(Extracted data entries)
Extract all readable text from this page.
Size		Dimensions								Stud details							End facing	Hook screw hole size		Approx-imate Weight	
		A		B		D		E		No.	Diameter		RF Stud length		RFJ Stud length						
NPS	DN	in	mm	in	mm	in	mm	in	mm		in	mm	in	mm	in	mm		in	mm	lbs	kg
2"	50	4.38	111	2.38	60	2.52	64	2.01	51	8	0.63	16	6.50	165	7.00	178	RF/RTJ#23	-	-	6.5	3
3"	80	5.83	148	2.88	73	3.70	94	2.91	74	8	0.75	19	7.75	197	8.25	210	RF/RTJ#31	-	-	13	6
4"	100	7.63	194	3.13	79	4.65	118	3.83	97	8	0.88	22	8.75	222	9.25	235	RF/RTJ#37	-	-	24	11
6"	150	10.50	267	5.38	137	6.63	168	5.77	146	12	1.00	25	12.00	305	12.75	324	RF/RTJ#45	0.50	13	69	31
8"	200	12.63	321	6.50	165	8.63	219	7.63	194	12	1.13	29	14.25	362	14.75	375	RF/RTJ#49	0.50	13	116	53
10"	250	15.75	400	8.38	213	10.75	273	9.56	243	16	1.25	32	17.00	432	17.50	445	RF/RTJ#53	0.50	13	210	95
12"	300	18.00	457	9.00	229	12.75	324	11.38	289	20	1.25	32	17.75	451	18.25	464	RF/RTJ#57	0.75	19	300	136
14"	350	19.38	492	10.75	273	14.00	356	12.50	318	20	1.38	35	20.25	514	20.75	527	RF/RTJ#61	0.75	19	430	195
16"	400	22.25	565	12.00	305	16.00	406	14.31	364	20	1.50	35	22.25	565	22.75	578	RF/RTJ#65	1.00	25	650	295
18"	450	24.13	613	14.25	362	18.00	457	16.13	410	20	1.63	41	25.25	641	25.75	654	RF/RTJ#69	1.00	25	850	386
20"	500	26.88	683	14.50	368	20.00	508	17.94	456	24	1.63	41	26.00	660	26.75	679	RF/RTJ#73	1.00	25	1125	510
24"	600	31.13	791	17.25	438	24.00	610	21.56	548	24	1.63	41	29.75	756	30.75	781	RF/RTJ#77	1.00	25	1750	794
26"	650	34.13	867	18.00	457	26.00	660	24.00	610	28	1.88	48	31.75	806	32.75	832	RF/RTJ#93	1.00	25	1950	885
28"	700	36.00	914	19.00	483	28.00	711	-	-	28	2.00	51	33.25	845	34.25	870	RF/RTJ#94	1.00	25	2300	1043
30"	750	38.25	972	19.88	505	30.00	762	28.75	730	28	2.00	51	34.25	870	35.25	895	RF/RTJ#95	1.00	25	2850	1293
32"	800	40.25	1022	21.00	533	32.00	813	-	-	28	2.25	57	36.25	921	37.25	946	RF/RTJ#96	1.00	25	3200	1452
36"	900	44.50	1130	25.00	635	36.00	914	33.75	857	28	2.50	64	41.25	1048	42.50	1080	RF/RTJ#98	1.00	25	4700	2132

**WHAT TO PRODUCE**
Exactly as written, please output every entry.

**FINAL RESULT**
Extract all readable text from this page.
Size		Dimensions								Stud details							End facing	Hook screw hole size		Approx-imate Weight	
		A		B		D		E		No.	Diameter		RF Stud length		RFJ Stud length						
NPS	DN	in	mm	in	mm	in	mm	in	mm		in	mm	in	mm	in	mm		in	mm	lbs	kg
2"	50	4.38	111	2.38	60	2.52	64	2.01	51	8	0.63	16	6.50	165	7.00	178	RF/RTJ#23	-	-	6.5	3
3"	80	5.83	148	2.88	73	3.70	94	2.91	74	8	0.75	19	7.75	197	8.25	210	RF/RTJ#31	-	-	13	6
4"	100	7.63	194	3.13	79	4.65	118	3.83	97	8	0.88	22	8.75	222	9.25	235	RF/RTJ#37	-	-	24	11
6"	150	10.50	267	5.38	137	6.63	168	5.77	146	12	1.00	25	12.00	305	12.75	324	RF/RTJ#45	0.50	13	69	31
8"	200	12.63	321	6.50	165	8.63	219	7.63	194	12	1.13	29	14.25	362	14.75	375	RF/RTJ#49	0.50	13	116	53
10"	250	15.75	400	8.38	213	10.75	273	9.56	243	16	1.25	32	17.00	432	17.50	445	RF/RTJ#53	0.50	13	210	95
12"	300	18.00	457	9.00	229	12.75	324	11.38	289	20	1.25	32	17.75	451	18.25	464	RF/RTJ#57	0.75	19	300	136
14"	350	19.38	492	10.75	273	14.00	356	12.50	318	20	1.38	35	20.25	514	20.75	527	RF/RTJ#61	0.75	19	430	195
16"	400	22.25	565	12.00	305	16.00	406	14.31	364	20	1.50	35	22.25	565	22.75	578	RF/RTJ#65	1.00	25	650	295
18"	450	24.13	613	14.25	362	18.00	457	16.13	410	20	1.63	41	25.25	641	25.75	654	RF/RTJ#69	1.00	25	850	386
20"	500	26.88	683	14.50	368	20.00	508	17.94	456	24	1.63	41	26.00	660	26.75	679	RF/RTJ#73	1.00	25	1125	510
24"	600	31.13	791	17.25	438	24.00	610	21.56	548	24	1.63	41	29.75	756	30.75	781	RF/RTJ#77	1.00	25	1750	794
26"	650	34.13	867	18.00	457	26.00	660	24.00	610	28	1.88	48	31.75	806	32.75	832	RF/RTJ#93	1.00	25	1950	885
28"	700	36.00	914	19.00	483	28.00	711	-	-	28	2.00	51	33.25	845	34.25	870	RF/RTJ#94	1.00	25	2300	1043
30"	750	38.25	972	19.88	505	30.00	762	28.75	730	28	2.00	51	34.25	870	35.25	895	RF/RTJ#95	1.00	25	2850	1293
32"	800	40.25	1022	21.00	533	32.00	813	-	-	28	2.25	57	36.25	921	37.25	946	RF/RTJ#96	1.00	25	3200	1452
36"	900	44.50	1130	25.00	635	36.00	914	33.75	857	28	2.50	64	41.25	1048	42.50	1080	RF/RTJ#98	1.00	25	4700	2132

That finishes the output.